— Start The data —

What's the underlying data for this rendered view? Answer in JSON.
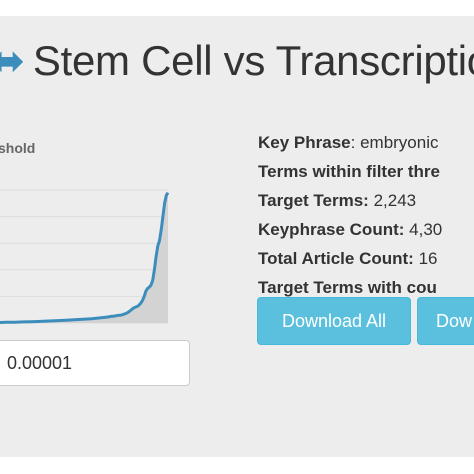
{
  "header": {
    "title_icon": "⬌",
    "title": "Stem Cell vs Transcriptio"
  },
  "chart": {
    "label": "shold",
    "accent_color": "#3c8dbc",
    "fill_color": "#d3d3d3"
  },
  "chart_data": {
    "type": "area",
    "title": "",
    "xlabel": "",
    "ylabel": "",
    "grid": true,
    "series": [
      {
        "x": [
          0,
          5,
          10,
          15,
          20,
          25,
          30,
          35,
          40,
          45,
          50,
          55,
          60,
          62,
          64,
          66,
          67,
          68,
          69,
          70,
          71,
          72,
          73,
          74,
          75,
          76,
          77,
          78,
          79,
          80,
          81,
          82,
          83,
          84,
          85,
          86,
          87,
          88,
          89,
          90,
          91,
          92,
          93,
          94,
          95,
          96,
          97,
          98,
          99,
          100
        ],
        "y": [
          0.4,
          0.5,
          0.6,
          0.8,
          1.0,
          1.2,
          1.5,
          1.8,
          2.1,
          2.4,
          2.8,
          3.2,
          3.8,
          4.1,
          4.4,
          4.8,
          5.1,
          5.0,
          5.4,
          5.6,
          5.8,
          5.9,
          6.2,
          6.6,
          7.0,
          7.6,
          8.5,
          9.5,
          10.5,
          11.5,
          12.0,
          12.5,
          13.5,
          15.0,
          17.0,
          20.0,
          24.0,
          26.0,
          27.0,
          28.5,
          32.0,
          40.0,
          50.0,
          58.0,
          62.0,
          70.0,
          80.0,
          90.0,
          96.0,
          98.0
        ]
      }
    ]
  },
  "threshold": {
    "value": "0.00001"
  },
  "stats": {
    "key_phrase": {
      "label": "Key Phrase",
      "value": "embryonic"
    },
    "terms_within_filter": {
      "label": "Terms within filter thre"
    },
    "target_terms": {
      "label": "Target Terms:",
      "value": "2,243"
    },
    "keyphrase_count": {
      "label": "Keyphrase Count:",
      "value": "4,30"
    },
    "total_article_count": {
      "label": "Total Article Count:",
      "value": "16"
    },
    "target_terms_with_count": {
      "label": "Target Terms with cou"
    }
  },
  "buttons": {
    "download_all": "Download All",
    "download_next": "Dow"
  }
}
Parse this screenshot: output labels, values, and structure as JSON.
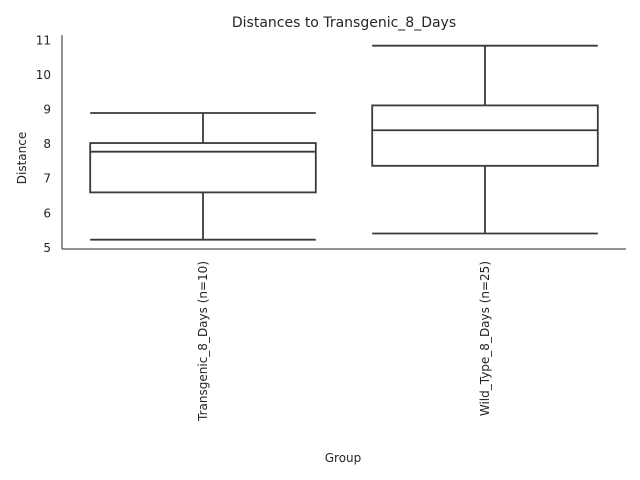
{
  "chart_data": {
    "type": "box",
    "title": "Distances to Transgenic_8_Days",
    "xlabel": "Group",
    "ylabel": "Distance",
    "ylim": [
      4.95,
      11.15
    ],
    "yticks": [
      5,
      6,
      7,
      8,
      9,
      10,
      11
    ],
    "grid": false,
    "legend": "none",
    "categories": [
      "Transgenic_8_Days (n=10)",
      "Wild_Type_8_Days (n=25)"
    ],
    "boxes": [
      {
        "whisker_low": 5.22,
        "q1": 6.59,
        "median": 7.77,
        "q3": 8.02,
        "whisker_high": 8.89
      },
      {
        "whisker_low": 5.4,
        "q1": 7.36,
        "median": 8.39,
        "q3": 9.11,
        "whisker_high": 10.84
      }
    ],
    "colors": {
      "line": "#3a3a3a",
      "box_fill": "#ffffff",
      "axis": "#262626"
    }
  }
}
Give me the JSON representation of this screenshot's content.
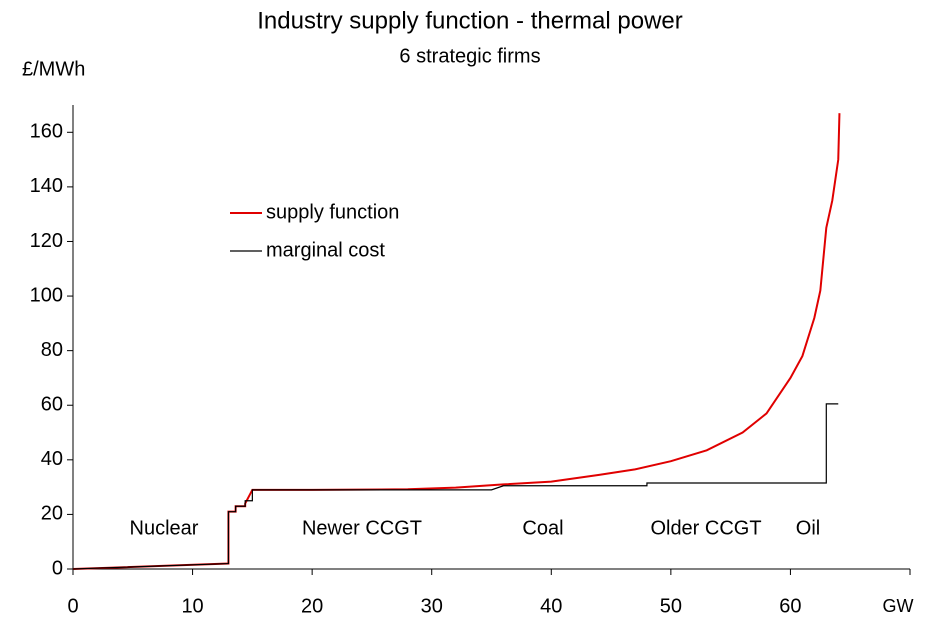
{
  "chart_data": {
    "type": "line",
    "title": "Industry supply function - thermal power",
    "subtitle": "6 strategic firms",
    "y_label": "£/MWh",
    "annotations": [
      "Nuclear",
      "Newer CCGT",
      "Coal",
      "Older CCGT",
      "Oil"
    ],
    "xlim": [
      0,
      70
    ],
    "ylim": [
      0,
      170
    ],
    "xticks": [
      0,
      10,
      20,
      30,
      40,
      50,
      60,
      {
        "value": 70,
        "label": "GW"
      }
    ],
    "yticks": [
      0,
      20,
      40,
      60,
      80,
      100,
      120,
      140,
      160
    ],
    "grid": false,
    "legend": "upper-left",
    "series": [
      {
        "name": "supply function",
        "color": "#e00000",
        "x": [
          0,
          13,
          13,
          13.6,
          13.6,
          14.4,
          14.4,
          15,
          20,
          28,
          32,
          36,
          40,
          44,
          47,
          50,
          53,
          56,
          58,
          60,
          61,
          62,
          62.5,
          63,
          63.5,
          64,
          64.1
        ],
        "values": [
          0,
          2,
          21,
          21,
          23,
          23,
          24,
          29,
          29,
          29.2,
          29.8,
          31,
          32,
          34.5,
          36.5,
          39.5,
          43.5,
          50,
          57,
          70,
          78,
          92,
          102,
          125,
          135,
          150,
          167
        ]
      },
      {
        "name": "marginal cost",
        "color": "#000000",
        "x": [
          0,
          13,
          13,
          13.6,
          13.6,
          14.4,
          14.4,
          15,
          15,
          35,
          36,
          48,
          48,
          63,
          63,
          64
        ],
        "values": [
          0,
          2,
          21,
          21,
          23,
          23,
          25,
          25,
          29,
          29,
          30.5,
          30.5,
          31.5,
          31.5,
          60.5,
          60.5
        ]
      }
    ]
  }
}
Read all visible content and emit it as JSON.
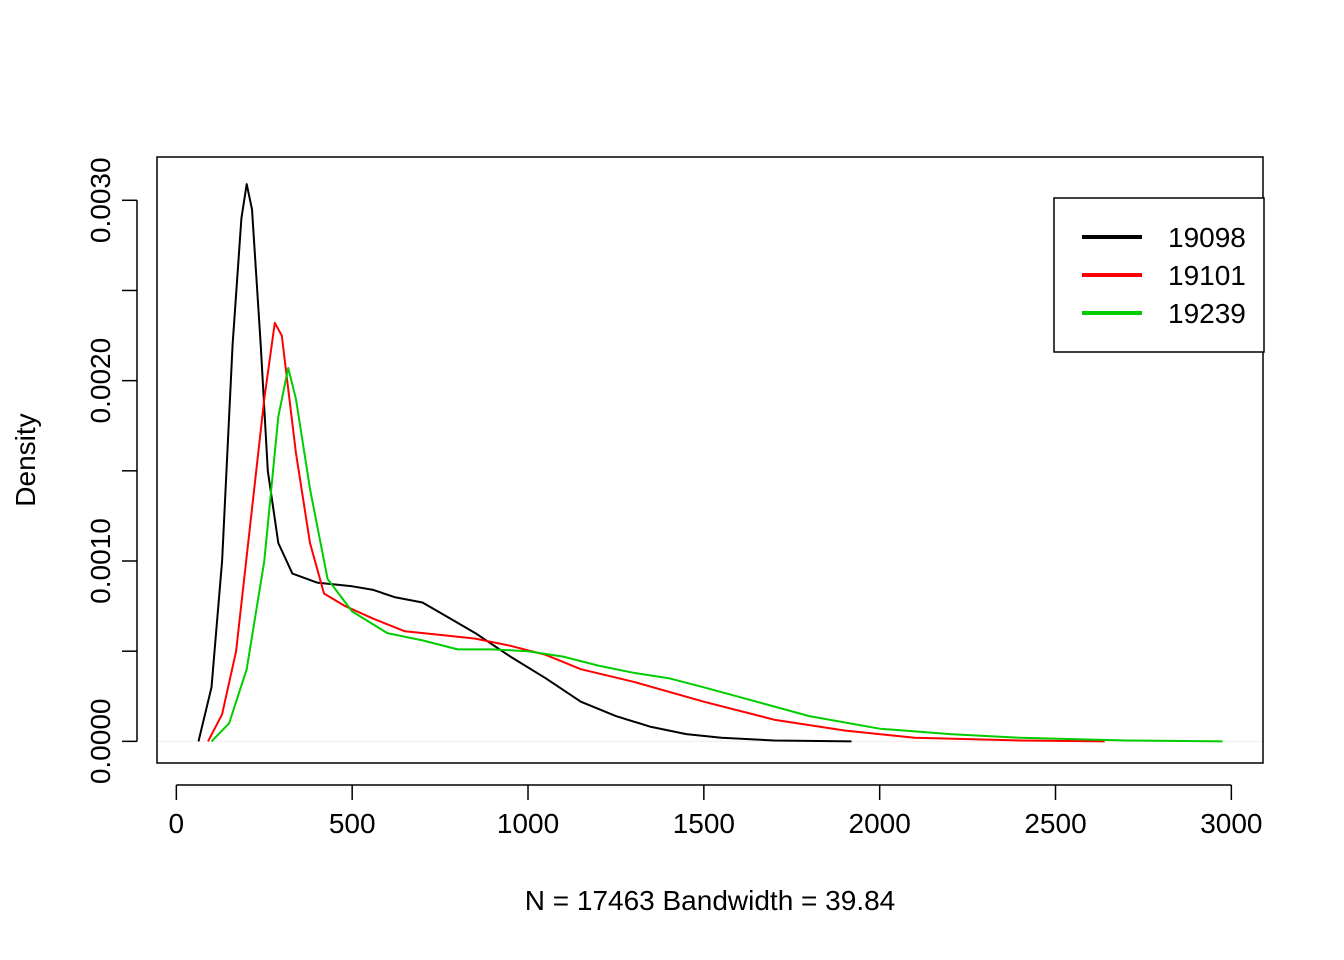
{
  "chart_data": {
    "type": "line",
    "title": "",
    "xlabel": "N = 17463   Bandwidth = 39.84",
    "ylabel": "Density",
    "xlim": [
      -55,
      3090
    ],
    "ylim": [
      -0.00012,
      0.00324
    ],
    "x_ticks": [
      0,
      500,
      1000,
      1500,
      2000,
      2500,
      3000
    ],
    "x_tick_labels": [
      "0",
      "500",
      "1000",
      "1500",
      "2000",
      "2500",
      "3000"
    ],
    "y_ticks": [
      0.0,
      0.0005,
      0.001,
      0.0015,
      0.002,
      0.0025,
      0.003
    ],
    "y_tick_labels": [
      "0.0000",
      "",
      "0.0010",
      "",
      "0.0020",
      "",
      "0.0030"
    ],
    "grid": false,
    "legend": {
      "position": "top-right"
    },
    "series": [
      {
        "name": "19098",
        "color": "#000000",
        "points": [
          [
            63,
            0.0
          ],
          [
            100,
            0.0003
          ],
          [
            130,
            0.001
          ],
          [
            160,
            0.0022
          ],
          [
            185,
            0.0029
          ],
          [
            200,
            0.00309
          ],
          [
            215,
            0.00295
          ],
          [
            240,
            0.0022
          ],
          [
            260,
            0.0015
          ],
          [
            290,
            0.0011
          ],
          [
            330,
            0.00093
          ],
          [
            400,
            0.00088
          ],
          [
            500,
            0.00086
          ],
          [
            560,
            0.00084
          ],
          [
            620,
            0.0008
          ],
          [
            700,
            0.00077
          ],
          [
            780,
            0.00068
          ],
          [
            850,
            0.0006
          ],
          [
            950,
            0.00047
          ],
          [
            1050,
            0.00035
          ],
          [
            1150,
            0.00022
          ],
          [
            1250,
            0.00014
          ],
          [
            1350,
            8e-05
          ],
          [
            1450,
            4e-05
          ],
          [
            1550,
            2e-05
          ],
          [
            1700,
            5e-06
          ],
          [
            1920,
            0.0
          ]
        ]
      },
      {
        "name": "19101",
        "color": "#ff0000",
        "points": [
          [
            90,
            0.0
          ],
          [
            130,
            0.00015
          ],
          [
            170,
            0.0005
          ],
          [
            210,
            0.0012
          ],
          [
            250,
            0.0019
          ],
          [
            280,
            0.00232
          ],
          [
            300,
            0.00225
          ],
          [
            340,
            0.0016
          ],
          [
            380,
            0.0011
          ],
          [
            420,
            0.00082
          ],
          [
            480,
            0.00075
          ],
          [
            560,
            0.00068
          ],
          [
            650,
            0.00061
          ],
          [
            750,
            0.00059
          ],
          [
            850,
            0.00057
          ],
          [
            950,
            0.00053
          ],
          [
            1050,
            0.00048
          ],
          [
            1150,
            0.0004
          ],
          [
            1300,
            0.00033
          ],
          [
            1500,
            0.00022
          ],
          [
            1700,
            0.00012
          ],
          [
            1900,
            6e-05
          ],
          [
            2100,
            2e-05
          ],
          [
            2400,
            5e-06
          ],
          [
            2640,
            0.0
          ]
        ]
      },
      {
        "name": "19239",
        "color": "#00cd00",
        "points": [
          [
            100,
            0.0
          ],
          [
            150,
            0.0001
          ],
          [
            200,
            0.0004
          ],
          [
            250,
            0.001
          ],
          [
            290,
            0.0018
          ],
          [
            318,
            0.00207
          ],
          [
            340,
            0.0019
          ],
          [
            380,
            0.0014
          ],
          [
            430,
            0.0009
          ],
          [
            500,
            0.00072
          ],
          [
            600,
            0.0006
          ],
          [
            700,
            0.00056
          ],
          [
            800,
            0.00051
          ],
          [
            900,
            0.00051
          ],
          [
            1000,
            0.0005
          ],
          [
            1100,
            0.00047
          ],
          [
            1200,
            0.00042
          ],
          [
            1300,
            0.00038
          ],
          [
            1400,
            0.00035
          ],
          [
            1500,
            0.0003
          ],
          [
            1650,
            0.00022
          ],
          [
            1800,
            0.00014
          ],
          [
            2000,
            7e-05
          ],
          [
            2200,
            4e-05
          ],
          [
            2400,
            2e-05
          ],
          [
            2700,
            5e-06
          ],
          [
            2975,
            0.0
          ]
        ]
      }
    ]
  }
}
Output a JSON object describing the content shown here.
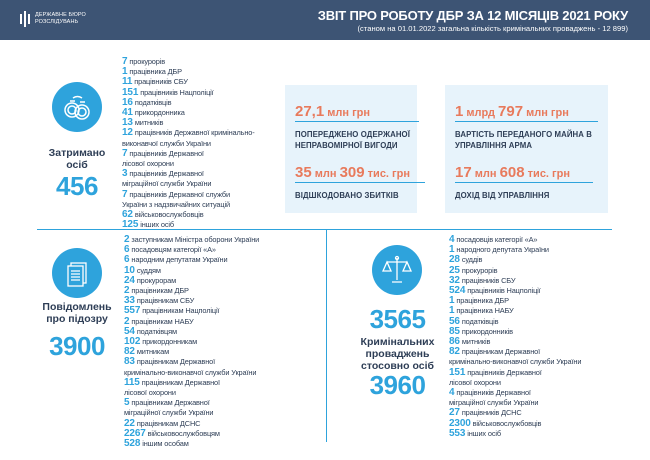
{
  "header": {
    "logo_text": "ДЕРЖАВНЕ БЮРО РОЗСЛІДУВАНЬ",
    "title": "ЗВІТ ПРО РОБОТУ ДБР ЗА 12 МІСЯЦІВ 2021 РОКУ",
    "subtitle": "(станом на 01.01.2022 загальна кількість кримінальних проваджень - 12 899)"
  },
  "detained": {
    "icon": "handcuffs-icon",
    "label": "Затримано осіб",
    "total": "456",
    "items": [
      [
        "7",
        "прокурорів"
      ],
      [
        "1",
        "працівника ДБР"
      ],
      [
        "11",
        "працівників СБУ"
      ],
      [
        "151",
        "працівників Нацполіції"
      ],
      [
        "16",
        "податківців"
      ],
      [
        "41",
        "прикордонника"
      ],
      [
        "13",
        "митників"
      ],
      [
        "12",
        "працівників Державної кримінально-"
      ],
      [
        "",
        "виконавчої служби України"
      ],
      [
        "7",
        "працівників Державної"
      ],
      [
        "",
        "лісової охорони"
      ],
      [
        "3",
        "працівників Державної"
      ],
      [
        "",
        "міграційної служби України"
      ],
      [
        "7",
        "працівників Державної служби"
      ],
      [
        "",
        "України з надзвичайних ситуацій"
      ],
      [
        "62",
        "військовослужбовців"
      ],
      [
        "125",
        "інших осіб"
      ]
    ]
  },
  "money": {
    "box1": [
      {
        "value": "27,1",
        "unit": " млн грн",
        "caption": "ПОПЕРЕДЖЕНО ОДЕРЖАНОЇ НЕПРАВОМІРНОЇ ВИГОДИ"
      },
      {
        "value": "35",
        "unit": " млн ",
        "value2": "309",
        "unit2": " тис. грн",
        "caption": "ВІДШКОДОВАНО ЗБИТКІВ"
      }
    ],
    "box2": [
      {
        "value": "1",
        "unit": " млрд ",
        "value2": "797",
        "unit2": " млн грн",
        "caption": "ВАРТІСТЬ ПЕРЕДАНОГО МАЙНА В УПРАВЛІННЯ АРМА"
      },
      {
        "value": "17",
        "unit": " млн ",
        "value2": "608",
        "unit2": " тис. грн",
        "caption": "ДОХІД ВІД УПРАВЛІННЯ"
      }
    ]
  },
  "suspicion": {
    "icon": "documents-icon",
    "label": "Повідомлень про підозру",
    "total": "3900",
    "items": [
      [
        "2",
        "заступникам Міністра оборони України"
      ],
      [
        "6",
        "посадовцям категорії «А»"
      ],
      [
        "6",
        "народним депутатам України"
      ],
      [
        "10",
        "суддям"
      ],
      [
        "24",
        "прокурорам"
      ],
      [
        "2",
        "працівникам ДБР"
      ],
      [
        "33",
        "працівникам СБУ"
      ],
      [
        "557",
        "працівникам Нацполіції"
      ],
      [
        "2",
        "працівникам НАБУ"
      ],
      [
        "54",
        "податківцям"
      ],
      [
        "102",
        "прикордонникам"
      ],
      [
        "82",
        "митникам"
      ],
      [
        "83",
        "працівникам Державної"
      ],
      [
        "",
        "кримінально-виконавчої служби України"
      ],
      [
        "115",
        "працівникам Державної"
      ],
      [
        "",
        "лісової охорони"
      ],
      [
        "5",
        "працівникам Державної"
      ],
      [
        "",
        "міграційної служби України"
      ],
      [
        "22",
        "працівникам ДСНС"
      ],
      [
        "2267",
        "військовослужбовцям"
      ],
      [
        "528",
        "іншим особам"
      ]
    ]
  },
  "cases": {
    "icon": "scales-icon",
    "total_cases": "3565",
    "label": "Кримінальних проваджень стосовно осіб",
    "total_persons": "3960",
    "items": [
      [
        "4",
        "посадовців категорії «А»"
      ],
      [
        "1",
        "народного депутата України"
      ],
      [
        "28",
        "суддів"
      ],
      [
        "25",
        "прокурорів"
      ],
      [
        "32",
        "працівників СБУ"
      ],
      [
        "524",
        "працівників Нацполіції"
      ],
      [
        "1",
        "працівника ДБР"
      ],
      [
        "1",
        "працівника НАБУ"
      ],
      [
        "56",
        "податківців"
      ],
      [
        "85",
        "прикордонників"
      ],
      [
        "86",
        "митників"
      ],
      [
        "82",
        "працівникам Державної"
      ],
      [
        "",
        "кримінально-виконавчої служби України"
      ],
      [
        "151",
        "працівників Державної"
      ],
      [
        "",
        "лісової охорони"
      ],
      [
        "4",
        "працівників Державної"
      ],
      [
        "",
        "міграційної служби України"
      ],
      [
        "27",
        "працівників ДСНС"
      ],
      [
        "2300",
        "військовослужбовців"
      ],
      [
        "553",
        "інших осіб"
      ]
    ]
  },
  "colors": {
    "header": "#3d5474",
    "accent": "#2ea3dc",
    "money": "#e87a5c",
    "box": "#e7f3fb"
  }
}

— End The data —

**Problem details:**
Check each line above for the word "this", and copy the lines where it appears.

**Completed exercise:**
What's the underlying data for this rendered view? Answer in JSON.
Parse this screenshot: output labels, values, and structure as JSON.
Give me the JSON representation of this screenshot's content.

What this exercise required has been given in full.